:: Task instructions ::
Take the listing and print it in full, exactly as given.

---*---

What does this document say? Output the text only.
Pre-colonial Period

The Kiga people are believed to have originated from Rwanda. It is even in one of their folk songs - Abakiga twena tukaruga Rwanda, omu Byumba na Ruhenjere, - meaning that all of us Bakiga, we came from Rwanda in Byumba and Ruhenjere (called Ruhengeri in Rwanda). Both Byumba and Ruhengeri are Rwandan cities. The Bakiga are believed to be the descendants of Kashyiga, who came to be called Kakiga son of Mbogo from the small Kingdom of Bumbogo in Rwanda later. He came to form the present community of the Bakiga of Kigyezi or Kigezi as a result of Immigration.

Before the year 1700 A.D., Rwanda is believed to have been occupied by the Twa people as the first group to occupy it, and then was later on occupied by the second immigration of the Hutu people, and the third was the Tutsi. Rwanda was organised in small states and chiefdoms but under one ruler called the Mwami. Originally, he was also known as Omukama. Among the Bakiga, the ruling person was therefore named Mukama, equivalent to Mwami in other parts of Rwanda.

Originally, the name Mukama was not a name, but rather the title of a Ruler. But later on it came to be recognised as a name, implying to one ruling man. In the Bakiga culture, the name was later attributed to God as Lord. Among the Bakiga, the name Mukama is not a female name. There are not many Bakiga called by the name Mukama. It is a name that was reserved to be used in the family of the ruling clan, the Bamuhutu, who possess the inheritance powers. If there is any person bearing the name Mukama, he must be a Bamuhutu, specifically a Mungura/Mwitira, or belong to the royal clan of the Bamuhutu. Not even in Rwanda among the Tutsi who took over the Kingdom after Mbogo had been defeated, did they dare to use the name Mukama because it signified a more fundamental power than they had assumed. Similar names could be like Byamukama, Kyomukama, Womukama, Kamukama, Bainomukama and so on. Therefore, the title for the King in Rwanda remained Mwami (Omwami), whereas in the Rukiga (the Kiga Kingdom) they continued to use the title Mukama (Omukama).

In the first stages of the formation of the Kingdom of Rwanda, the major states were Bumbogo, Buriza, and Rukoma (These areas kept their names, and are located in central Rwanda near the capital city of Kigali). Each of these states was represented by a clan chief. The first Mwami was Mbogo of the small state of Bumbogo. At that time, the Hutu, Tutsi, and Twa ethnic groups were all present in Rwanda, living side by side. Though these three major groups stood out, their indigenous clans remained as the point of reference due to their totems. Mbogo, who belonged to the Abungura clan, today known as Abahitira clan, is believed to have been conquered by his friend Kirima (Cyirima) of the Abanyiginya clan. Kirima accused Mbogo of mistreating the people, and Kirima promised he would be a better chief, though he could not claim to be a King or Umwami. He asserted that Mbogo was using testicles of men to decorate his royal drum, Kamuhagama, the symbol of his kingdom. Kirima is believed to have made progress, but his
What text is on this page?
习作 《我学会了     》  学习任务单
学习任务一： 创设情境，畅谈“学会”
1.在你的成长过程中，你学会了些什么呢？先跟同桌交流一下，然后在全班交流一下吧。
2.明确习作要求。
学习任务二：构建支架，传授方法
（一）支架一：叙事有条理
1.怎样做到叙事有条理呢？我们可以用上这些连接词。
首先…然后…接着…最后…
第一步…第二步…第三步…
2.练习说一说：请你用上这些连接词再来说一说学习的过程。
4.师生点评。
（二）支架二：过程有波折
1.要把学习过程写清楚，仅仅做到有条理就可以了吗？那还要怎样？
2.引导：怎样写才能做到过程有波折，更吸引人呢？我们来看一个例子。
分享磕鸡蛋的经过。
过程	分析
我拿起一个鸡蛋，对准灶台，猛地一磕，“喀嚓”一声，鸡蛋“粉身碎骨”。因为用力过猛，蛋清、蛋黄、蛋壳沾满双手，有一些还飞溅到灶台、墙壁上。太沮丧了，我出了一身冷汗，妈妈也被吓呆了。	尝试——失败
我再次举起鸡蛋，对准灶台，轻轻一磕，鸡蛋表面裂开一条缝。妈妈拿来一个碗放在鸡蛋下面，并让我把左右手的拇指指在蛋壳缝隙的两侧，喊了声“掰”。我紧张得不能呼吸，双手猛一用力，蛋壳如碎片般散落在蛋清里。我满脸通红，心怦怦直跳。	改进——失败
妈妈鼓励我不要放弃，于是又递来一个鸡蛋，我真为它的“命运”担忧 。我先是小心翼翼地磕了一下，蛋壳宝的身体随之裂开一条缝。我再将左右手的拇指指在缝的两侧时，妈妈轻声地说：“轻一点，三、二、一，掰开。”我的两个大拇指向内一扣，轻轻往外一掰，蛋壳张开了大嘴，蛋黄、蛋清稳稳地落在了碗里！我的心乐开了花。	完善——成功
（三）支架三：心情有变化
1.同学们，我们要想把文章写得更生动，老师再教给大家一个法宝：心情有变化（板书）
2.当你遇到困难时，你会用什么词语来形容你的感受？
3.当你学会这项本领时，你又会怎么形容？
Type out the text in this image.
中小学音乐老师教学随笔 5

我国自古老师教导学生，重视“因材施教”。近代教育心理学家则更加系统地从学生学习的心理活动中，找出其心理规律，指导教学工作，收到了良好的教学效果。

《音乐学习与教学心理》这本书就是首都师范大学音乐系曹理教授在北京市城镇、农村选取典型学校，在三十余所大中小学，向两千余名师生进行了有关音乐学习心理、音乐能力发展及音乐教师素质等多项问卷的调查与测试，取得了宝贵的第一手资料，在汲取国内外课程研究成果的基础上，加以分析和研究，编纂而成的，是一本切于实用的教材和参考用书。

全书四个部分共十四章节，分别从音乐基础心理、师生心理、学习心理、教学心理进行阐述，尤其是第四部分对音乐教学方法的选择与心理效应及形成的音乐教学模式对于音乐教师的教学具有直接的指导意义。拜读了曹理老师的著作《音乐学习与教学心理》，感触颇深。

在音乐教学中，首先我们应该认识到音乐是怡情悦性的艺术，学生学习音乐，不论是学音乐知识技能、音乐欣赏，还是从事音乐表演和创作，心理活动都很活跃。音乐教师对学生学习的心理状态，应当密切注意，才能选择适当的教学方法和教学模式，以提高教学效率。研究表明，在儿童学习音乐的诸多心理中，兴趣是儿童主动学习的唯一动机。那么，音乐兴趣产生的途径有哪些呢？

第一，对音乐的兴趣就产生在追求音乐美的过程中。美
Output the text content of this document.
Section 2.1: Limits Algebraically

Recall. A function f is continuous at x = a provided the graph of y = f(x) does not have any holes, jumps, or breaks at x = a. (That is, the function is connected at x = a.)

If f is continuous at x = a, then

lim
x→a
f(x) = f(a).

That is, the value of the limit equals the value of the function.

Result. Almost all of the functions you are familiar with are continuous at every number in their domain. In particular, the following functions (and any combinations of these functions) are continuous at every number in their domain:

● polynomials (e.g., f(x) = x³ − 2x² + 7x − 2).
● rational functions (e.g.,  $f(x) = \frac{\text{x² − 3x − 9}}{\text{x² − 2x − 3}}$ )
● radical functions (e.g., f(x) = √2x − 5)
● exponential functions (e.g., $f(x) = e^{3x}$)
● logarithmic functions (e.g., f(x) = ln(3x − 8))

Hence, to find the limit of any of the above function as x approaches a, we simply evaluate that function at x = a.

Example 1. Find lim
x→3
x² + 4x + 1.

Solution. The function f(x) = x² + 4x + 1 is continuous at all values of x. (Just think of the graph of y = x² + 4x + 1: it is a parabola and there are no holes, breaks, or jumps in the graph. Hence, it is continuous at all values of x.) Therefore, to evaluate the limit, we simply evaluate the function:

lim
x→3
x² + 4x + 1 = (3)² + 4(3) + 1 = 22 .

---*---

:: Task result ::
What does this document say? Output the text only.
Pre-colonial Period

The Kiga people are believed to have originated from Rwanda. It is even in one of their folk songs - Abakiga twena tukaruga Rwanda, omu Byumba na Ruhenjere, - meaning that all of us Bakiga, we came from Rwanda in Byumba and Ruhenjere (called Ruhengeri in Rwanda). Both Byumba and Ruhengeri are Rwandan cities. The Bakiga are believed to be the descendants of Kashyiga, who came to be called Kakiga son of Mbogo from the small Kingdom of Bumbogo in Rwanda later. He came to form the present community of the Bakiga of Kigyezi or Kigezi as a result of Immigration.

Before the year 1700 A.D., Rwanda is believed to have been occupied by the Twa people as the first group to occupy it, and then was later on occupied by the second immigration of the Hutu people, and the third was the Tutsi. Rwanda was organised in small states and chiefdoms but under one ruler called the Mwami. Originally, he was also known as Omukama. Among the Bakiga, the ruling person was therefore named Mukama, equivalent to Mwami in other parts of Rwanda.

Originally, the name Mukama was not a name, but rather the title of a Ruler. But later on it came to be recognised as a name, implying to one ruling man. In the Bakiga culture, the name was later attributed to God as Lord. Among the Bakiga, the name Mukama is not a female name. There are not many Bakiga called by the name Mukama. It is a name that was reserved to be used in the family of the ruling clan, the Bamuhutu, who possess the inheritance powers. If there is any person bearing the name Mukama, he must be a Bamuhutu, specifically a Mungura/Mwitira, or belong to the royal clan of the Bamuhutu. Not even in Rwanda among the Tutsi who took over the Kingdom after Mbogo had been defeated, did they dare to use the name Mukama because it signified a more fundamental power than they had assumed. Similar names could be like Byamukama, Kyomukama, Womukama, Kamukama, Bainomukama and so on. Therefore, the title for the King in Rwanda remained Mwami (Omwami), whereas in the Rukiga (the Kiga Kingdom) they continued to use the title Mukama (Omukama).

In the first stages of the formation of the Kingdom of Rwanda, the major states were Bumbogo, Buriza, and Rukoma (These areas kept their names, and are located in central Rwanda near the capital city of Kigali). Each of these states was represented by a clan chief. The first Mwami was Mbogo of the small state of Bumbogo. At that time, the Hutu, Tutsi, and Twa ethnic groups were all present in Rwanda, living side by side. Though these three major groups stood out, their indigenous clans remained as the point of reference due to their totems. Mbogo, who belonged to the Abungura clan, today known as Abahitira clan, is believed to have been conquered by his friend Kirima (Cyirima) of the Abanyiginya clan. Kirima accused Mbogo of mistreating the people, and Kirima promised he would be a better chief, though he could not claim to be a King or Umwami. He asserted that Mbogo was using testicles of men to decorate his royal drum, Kamuhagama, the symbol of his kingdom. Kirima is believed to have made progress, but his
What text is on this page?
习作 《我学会了     》  学习任务单
学习任务一： 创设情境，畅谈“学会”
1.在你的成长过程中，你学会了些什么呢？先跟同桌交流一下，然后在全班交流一下吧。
2.明确习作要求。
学习任务二：构建支架，传授方法
（一）支架一：叙事有条理
1.怎样做到叙事有条理呢？我们可以用上这些连接词。
首先…然后…接着…最后…
第一步…第二步…第三步…
2.练习说一说：请你用上这些连接词再来说一说学习的过程。
4.师生点评。
（二）支架二：过程有波折
1.要把学习过程写清楚，仅仅做到有条理就可以了吗？那还要怎样？
2.引导：怎样写才能做到过程有波折，更吸引人呢？我们来看一个例子。
分享磕鸡蛋的经过。
过程	分析
我拿起一个鸡蛋，对准灶台，猛地一磕，“喀嚓”一声，鸡蛋“粉身碎骨”。因为用力过猛，蛋清、蛋黄、蛋壳沾满双手，有一些还飞溅到灶台、墙壁上。太沮丧了，我出了一身冷汗，妈妈也被吓呆了。	尝试——失败
我再次举起鸡蛋，对准灶台，轻轻一磕，鸡蛋表面裂开一条缝。妈妈拿来一个碗放在鸡蛋下面，并让我把左右手的拇指指在蛋壳缝隙的两侧，喊了声“掰”。我紧张得不能呼吸，双手猛一用力，蛋壳如碎片般散落在蛋清里。我满脸通红，心怦怦直跳。	改进——失败
妈妈鼓励我不要放弃，于是又递来一个鸡蛋，我真为它的“命运”担忧 。我先是小心翼翼地磕了一下，蛋壳宝的身体随之裂开一条缝。我再将左右手的拇指指在缝的两侧时，妈妈轻声地说：“轻一点，三、二、一，掰开。”我的两个大拇指向内一扣，轻轻往外一掰，蛋壳张开了大嘴，蛋黄、蛋清稳稳地落在了碗里！我的心乐开了花。	完善——成功
（三）支架三：心情有变化
1.同学们，我们要想把文章写得更生动，老师再教给大家一个法宝：心情有变化（板书）
2.当你遇到困难时，你会用什么词语来形容你的感受？
3.当你学会这项本领时，你又会怎么形容？
Type out the text in this image.
中小学音乐老师教学随笔 5

我国自古老师教导学生，重视“因材施教”。近代教育心理学家则更加系统地从学生学习的心理活动中，找出其心理规律，指导教学工作，收到了良好的教学效果。

《音乐学习与教学心理》这本书就是首都师范大学音乐系曹理教授在北京市城镇、农村选取典型学校，在三十余所大中小学，向两千余名师生进行了有关音乐学习心理、音乐能力发展及音乐教师素质等多项问卷的调查与测试，取得了宝贵的第一手资料，在汲取国内外课程研究成果的基础上，加以分析和研究，编纂而成的，是一本切于实用的教材和参考用书。

全书四个部分共十四章节，分别从音乐基础心理、师生心理、学习心理、教学心理进行阐述，尤其是第四部分对音乐教学方法的选择与心理效应及形成的音乐教学模式对于音乐教师的教学具有直接的指导意义。拜读了曹理老师的著作《音乐学习与教学心理》，感触颇深。

在音乐教学中，首先我们应该认识到音乐是怡情悦性的艺术，学生学习音乐，不论是学音乐知识技能、音乐欣赏，还是从事音乐表演和创作，心理活动都很活跃。音乐教师对学生学习的心理状态，应当密切注意，才能选择适当的教学方法和教学模式，以提高教学效率。研究表明，在儿童学习音乐的诸多心理中，兴趣是儿童主动学习的唯一动机。那么，音乐兴趣产生的途径有哪些呢？

第一，对音乐的兴趣就产生在追求音乐美的过程中。美
Output the text content of this document.
Section 2.1: Limits Algebraically

Recall. A function f is continuous at x = a provided the graph of y = f(x) does not have any holes, jumps, or breaks at x = a. (That is, the function is connected at x = a.)

If f is continuous at x = a, then

lim
x→a
f(x) = f(a).

That is, the value of the limit equals the value of the function.

Result. Almost all of the functions you are familiar with are continuous at every number in their domain. In particular, the following functions (and any combinations of these functions) are continuous at every number in their domain:

● polynomials (e.g., f(x) = x³ − 2x² + 7x − 2).
● rational functions (e.g.,  $f(x) = \frac{\text{x² − 3x − 9}}{\text{x² − 2x − 3}}$ )
● radical functions (e.g., f(x) = √2x − 5)
● exponential functions (e.g., $f(x) = e^{3x}$)
● logarithmic functions (e.g., f(x) = ln(3x − 8))

Hence, to find the limit of any of the above function as x approaches a, we simply evaluate that function at x = a.

Example 1. Find lim
x→3
x² + 4x + 1.

Solution. The function f(x) = x² + 4x + 1 is continuous at all values of x. (Just think of the graph of y = x² + 4x + 1: it is a parabola and there are no holes, breaks, or jumps in the graph. Hence, it is continuous at all values of x.) Therefore, to evaluate the limit, we simply evaluate the function:

lim
x→3
x² + 4x + 1 = (3)² + 4(3) + 1 = 22 .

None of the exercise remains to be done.